Figure record listings:
-- BEGIN --
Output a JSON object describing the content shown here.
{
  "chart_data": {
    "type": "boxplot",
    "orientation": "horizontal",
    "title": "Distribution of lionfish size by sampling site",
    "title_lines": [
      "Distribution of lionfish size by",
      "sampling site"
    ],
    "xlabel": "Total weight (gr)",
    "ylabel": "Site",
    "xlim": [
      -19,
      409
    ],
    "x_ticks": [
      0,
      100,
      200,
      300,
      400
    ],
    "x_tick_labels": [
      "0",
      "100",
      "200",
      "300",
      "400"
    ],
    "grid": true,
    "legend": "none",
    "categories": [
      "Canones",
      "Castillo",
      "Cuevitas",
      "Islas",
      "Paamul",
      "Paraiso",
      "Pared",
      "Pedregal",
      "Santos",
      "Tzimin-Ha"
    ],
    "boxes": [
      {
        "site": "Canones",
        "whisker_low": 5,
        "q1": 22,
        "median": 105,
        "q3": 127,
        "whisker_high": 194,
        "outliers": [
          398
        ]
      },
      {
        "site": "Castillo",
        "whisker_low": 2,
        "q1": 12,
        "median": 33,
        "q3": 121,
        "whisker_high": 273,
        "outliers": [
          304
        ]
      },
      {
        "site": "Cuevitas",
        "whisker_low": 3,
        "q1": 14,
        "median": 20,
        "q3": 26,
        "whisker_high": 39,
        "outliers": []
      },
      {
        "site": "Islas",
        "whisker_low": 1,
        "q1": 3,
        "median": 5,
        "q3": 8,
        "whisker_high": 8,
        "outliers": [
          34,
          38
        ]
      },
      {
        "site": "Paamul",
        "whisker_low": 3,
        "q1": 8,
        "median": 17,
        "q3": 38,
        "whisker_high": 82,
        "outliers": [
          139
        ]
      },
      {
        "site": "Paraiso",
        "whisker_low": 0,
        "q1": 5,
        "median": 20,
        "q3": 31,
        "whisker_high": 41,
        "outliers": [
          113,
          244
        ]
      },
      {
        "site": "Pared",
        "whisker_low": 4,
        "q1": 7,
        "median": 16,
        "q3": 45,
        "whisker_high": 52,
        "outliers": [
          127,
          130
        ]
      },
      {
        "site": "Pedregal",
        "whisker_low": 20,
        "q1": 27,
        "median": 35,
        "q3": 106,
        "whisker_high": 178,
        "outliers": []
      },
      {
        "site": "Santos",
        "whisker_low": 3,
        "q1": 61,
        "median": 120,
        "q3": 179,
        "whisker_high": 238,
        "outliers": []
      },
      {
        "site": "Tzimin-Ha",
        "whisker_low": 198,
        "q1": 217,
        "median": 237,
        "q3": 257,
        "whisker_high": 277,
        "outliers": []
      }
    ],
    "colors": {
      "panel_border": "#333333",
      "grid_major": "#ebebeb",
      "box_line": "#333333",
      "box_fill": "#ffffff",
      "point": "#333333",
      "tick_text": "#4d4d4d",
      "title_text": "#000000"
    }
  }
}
-- END --
▶ What the exercise asks
Return the lines above exactly, keeping every word.

▶ Solved problem
Output a JSON object describing the content shown here.
{
  "chart_data": {
    "type": "boxplot",
    "orientation": "horizontal",
    "title": "Distribution of lionfish size by sampling site",
    "title_lines": [
      "Distribution of lionfish size by",
      "sampling site"
    ],
    "xlabel": "Total weight (gr)",
    "ylabel": "Site",
    "xlim": [
      -19,
      409
    ],
    "x_ticks": [
      0,
      100,
      200,
      300,
      400
    ],
    "x_tick_labels": [
      "0",
      "100",
      "200",
      "300",
      "400"
    ],
    "grid": true,
    "legend": "none",
    "categories": [
      "Canones",
      "Castillo",
      "Cuevitas",
      "Islas",
      "Paamul",
      "Paraiso",
      "Pared",
      "Pedregal",
      "Santos",
      "Tzimin-Ha"
    ],
    "boxes": [
      {
        "site": "Canones",
        "whisker_low": 5,
        "q1": 22,
        "median": 105,
        "q3": 127,
        "whisker_high": 194,
        "outliers": [
          398
        ]
      },
      {
        "site": "Castillo",
        "whisker_low": 2,
        "q1": 12,
        "median": 33,
        "q3": 121,
        "whisker_high": 273,
        "outliers": [
          304
        ]
      },
      {
        "site": "Cuevitas",
        "whisker_low": 3,
        "q1": 14,
        "median": 20,
        "q3": 26,
        "whisker_high": 39,
        "outliers": []
      },
      {
        "site": "Islas",
        "whisker_low": 1,
        "q1": 3,
        "median": 5,
        "q3": 8,
        "whisker_high": 8,
        "outliers": [
          34,
          38
        ]
      },
      {
        "site": "Paamul",
        "whisker_low": 3,
        "q1": 8,
        "median": 17,
        "q3": 38,
        "whisker_high": 82,
        "outliers": [
          139
        ]
      },
      {
        "site": "Paraiso",
        "whisker_low": 0,
        "q1": 5,
        "median": 20,
        "q3": 31,
        "whisker_high": 41,
        "outliers": [
          113,
          244
        ]
      },
      {
        "site": "Pared",
        "whisker_low": 4,
        "q1": 7,
        "median": 16,
        "q3": 45,
        "whisker_high": 52,
        "outliers": [
          127,
          130
        ]
      },
      {
        "site": "Pedregal",
        "whisker_low": 20,
        "q1": 27,
        "median": 35,
        "q3": 106,
        "whisker_high": 178,
        "outliers": []
      },
      {
        "site": "Santos",
        "whisker_low": 3,
        "q1": 61,
        "median": 120,
        "q3": 179,
        "whisker_high": 238,
        "outliers": []
      },
      {
        "site": "Tzimin-Ha",
        "whisker_low": 198,
        "q1": 217,
        "median": 237,
        "q3": 257,
        "whisker_high": 277,
        "outliers": []
      }
    ],
    "colors": {
      "panel_border": "#333333",
      "grid_major": "#ebebeb",
      "box_line": "#333333",
      "box_fill": "#ffffff",
      "point": "#333333",
      "tick_text": "#4d4d4d",
      "title_text": "#000000"
    }
  }
}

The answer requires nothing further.